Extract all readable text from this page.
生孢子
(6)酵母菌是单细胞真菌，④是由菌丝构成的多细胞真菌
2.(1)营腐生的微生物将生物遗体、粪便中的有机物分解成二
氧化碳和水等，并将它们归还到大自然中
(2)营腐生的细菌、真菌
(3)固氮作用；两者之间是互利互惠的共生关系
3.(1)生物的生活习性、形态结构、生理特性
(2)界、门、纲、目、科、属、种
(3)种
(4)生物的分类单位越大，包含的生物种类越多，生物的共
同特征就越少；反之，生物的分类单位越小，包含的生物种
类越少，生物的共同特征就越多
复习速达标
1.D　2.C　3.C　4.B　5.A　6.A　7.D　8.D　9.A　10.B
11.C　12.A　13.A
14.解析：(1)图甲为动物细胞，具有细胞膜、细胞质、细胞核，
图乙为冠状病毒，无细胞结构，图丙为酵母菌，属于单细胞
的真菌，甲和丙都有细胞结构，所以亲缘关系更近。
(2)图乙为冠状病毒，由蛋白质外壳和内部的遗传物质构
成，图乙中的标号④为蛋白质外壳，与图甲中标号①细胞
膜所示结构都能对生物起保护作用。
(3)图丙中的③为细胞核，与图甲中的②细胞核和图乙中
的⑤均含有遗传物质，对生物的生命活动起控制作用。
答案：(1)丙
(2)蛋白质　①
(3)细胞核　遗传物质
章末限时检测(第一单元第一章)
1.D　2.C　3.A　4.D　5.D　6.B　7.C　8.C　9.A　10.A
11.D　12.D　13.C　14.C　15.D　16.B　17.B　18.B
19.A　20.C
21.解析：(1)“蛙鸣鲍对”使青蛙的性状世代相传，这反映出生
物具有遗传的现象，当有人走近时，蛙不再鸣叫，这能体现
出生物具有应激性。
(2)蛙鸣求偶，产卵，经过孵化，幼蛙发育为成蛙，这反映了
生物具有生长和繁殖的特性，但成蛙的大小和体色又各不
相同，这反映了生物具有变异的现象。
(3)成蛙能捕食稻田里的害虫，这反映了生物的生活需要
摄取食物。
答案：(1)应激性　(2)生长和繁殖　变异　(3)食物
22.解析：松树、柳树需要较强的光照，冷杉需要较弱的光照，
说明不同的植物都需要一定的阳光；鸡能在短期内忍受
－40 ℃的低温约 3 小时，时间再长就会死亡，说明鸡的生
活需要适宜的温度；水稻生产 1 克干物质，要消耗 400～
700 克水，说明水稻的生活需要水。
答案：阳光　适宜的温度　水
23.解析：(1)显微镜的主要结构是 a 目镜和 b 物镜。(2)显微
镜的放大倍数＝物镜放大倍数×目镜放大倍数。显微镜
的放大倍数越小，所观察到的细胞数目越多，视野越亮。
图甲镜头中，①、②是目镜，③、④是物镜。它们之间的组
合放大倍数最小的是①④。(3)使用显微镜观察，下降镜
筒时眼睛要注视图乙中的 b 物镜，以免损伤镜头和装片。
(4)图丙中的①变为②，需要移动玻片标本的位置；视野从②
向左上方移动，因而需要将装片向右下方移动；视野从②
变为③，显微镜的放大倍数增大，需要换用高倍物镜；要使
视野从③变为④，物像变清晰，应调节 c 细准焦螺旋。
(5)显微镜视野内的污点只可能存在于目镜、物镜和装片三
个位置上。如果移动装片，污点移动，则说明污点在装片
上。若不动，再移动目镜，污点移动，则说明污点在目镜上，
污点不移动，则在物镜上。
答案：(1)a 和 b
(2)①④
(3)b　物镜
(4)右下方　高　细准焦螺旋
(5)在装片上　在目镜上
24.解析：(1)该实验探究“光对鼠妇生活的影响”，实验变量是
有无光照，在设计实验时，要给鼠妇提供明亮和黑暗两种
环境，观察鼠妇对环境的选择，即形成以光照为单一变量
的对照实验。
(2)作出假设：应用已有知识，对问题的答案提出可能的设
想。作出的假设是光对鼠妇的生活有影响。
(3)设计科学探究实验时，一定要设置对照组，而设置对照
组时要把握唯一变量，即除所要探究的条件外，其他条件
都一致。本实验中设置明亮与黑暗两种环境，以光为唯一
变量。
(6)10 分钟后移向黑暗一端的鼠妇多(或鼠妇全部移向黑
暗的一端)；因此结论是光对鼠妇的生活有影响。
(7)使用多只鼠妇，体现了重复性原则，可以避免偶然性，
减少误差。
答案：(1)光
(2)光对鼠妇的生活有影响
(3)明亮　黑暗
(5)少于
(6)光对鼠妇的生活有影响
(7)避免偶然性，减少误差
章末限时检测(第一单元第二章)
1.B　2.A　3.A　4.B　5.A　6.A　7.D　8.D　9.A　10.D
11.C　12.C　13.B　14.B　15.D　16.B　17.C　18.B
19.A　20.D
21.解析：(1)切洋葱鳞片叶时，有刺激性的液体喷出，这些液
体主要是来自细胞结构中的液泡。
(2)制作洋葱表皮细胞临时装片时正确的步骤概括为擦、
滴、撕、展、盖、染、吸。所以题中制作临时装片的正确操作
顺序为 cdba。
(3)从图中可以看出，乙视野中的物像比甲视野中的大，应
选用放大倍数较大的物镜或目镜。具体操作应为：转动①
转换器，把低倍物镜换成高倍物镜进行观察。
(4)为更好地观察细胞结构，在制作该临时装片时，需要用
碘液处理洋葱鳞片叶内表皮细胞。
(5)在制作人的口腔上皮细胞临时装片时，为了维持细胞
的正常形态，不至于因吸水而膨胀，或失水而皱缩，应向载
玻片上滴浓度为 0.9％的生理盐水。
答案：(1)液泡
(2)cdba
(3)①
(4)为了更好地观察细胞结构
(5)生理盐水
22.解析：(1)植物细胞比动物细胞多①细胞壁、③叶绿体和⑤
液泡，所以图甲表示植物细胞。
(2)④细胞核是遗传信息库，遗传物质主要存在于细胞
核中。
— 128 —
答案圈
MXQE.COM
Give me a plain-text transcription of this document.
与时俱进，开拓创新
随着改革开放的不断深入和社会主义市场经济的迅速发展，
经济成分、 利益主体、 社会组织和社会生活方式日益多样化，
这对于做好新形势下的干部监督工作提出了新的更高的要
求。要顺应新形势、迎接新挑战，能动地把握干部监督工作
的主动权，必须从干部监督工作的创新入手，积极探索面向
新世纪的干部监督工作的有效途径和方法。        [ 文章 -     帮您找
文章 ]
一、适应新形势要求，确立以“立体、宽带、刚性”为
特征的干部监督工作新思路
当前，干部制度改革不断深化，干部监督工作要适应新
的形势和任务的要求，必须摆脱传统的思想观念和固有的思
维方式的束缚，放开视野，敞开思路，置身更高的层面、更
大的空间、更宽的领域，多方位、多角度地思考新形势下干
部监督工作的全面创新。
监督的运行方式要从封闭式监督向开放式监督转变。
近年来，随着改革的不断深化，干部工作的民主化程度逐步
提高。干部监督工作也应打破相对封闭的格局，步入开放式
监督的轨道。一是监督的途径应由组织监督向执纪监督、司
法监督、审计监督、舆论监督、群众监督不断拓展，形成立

> _Aim of the task_
Extract the complete data, matching each line exactly.

> _Result of this task_
Extract all readable text from this page.
生孢子
(6)酵母菌是单细胞真菌，④是由菌丝构成的多细胞真菌
2.(1)营腐生的微生物将生物遗体、粪便中的有机物分解成二
氧化碳和水等，并将它们归还到大自然中
(2)营腐生的细菌、真菌
(3)固氮作用；两者之间是互利互惠的共生关系
3.(1)生物的生活习性、形态结构、生理特性
(2)界、门、纲、目、科、属、种
(3)种
(4)生物的分类单位越大，包含的生物种类越多，生物的共
同特征就越少；反之，生物的分类单位越小，包含的生物种
类越少，生物的共同特征就越多
复习速达标
1.D　2.C　3.C　4.B　5.A　6.A　7.D　8.D　9.A　10.B
11.C　12.A　13.A
14.解析：(1)图甲为动物细胞，具有细胞膜、细胞质、细胞核，
图乙为冠状病毒，无细胞结构，图丙为酵母菌，属于单细胞
的真菌，甲和丙都有细胞结构，所以亲缘关系更近。
(2)图乙为冠状病毒，由蛋白质外壳和内部的遗传物质构
成，图乙中的标号④为蛋白质外壳，与图甲中标号①细胞
膜所示结构都能对生物起保护作用。
(3)图丙中的③为细胞核，与图甲中的②细胞核和图乙中
的⑤均含有遗传物质，对生物的生命活动起控制作用。
答案：(1)丙
(2)蛋白质　①
(3)细胞核　遗传物质
章末限时检测(第一单元第一章)
1.D　2.C　3.A　4.D　5.D　6.B　7.C　8.C　9.A　10.A
11.D　12.D　13.C　14.C　15.D　16.B　17.B　18.B
19.A　20.C
21.解析：(1)“蛙鸣鲍对”使青蛙的性状世代相传，这反映出生
物具有遗传的现象，当有人走近时，蛙不再鸣叫，这能体现
出生物具有应激性。
(2)蛙鸣求偶，产卵，经过孵化，幼蛙发育为成蛙，这反映了
生物具有生长和繁殖的特性，但成蛙的大小和体色又各不
相同，这反映了生物具有变异的现象。
(3)成蛙能捕食稻田里的害虫，这反映了生物的生活需要
摄取食物。
答案：(1)应激性　(2)生长和繁殖　变异　(3)食物
22.解析：松树、柳树需要较强的光照，冷杉需要较弱的光照，
说明不同的植物都需要一定的阳光；鸡能在短期内忍受
－40 ℃的低温约 3 小时，时间再长就会死亡，说明鸡的生
活需要适宜的温度；水稻生产 1 克干物质，要消耗 400～
700 克水，说明水稻的生活需要水。
答案：阳光　适宜的温度　水
23.解析：(1)显微镜的主要结构是 a 目镜和 b 物镜。(2)显微
镜的放大倍数＝物镜放大倍数×目镜放大倍数。显微镜
的放大倍数越小，所观察到的细胞数目越多，视野越亮。
图甲镜头中，①、②是目镜，③、④是物镜。它们之间的组
合放大倍数最小的是①④。(3)使用显微镜观察，下降镜
筒时眼睛要注视图乙中的 b 物镜，以免损伤镜头和装片。
(4)图丙中的①变为②，需要移动玻片标本的位置；视野从②
向左上方移动，因而需要将装片向右下方移动；视野从②
变为③，显微镜的放大倍数增大，需要换用高倍物镜；要使
视野从③变为④，物像变清晰，应调节 c 细准焦螺旋。
(5)显微镜视野内的污点只可能存在于目镜、物镜和装片三
个位置上。如果移动装片，污点移动，则说明污点在装片
上。若不动，再移动目镜，污点移动，则说明污点在目镜上，
污点不移动，则在物镜上。
答案：(1)a 和 b
(2)①④
(3)b　物镜
(4)右下方　高　细准焦螺旋
(5)在装片上　在目镜上
24.解析：(1)该实验探究“光对鼠妇生活的影响”，实验变量是
有无光照，在设计实验时，要给鼠妇提供明亮和黑暗两种
环境，观察鼠妇对环境的选择，即形成以光照为单一变量
的对照实验。
(2)作出假设：应用已有知识，对问题的答案提出可能的设
想。作出的假设是光对鼠妇的生活有影响。
(3)设计科学探究实验时，一定要设置对照组，而设置对照
组时要把握唯一变量，即除所要探究的条件外，其他条件
都一致。本实验中设置明亮与黑暗两种环境，以光为唯一
变量。
(6)10 分钟后移向黑暗一端的鼠妇多(或鼠妇全部移向黑
暗的一端)；因此结论是光对鼠妇的生活有影响。
(7)使用多只鼠妇，体现了重复性原则，可以避免偶然性，
减少误差。
答案：(1)光
(2)光对鼠妇的生活有影响
(3)明亮　黑暗
(5)少于
(6)光对鼠妇的生活有影响
(7)避免偶然性，减少误差
章末限时检测(第一单元第二章)
1.B　2.A　3.A　4.B　5.A　6.A　7.D　8.D　9.A　10.D
11.C　12.C　13.B　14.B　15.D　16.B　17.C　18.B
19.A　20.D
21.解析：(1)切洋葱鳞片叶时，有刺激性的液体喷出，这些液
体主要是来自细胞结构中的液泡。
(2)制作洋葱表皮细胞临时装片时正确的步骤概括为擦、
滴、撕、展、盖、染、吸。所以题中制作临时装片的正确操作
顺序为 cdba。
(3)从图中可以看出，乙视野中的物像比甲视野中的大，应
选用放大倍数较大的物镜或目镜。具体操作应为：转动①
转换器，把低倍物镜换成高倍物镜进行观察。
(4)为更好地观察细胞结构，在制作该临时装片时，需要用
碘液处理洋葱鳞片叶内表皮细胞。
(5)在制作人的口腔上皮细胞临时装片时，为了维持细胞
的正常形态，不至于因吸水而膨胀，或失水而皱缩，应向载
玻片上滴浓度为 0.9％的生理盐水。
答案：(1)液泡
(2)cdba
(3)①
(4)为了更好地观察细胞结构
(5)生理盐水
22.解析：(1)植物细胞比动物细胞多①细胞壁、③叶绿体和⑤
液泡，所以图甲表示植物细胞。
(2)④细胞核是遗传信息库，遗传物质主要存在于细胞
核中。
— 128 —
答案圈
MXQE.COM
Give me a plain-text transcription of this document.
与时俱进，开拓创新
随着改革开放的不断深入和社会主义市场经济的迅速发展，
经济成分、 利益主体、 社会组织和社会生活方式日益多样化，
这对于做好新形势下的干部监督工作提出了新的更高的要
求。要顺应新形势、迎接新挑战，能动地把握干部监督工作
的主动权，必须从干部监督工作的创新入手，积极探索面向
新世纪的干部监督工作的有效途径和方法。        [ 文章 -     帮您找
文章 ]
一、适应新形势要求，确立以“立体、宽带、刚性”为
特征的干部监督工作新思路
当前，干部制度改革不断深化，干部监督工作要适应新
的形势和任务的要求，必须摆脱传统的思想观念和固有的思
维方式的束缚，放开视野，敞开思路，置身更高的层面、更
大的空间、更宽的领域，多方位、多角度地思考新形势下干
部监督工作的全面创新。
监督的运行方式要从封闭式监督向开放式监督转变。
近年来，随着改革的不断深化，干部工作的民主化程度逐步
提高。干部监督工作也应打破相对封闭的格局，步入开放式
监督的轨道。一是监督的途径应由组织监督向执纪监督、司
法监督、审计监督、舆论监督、群众监督不断拓展，形成立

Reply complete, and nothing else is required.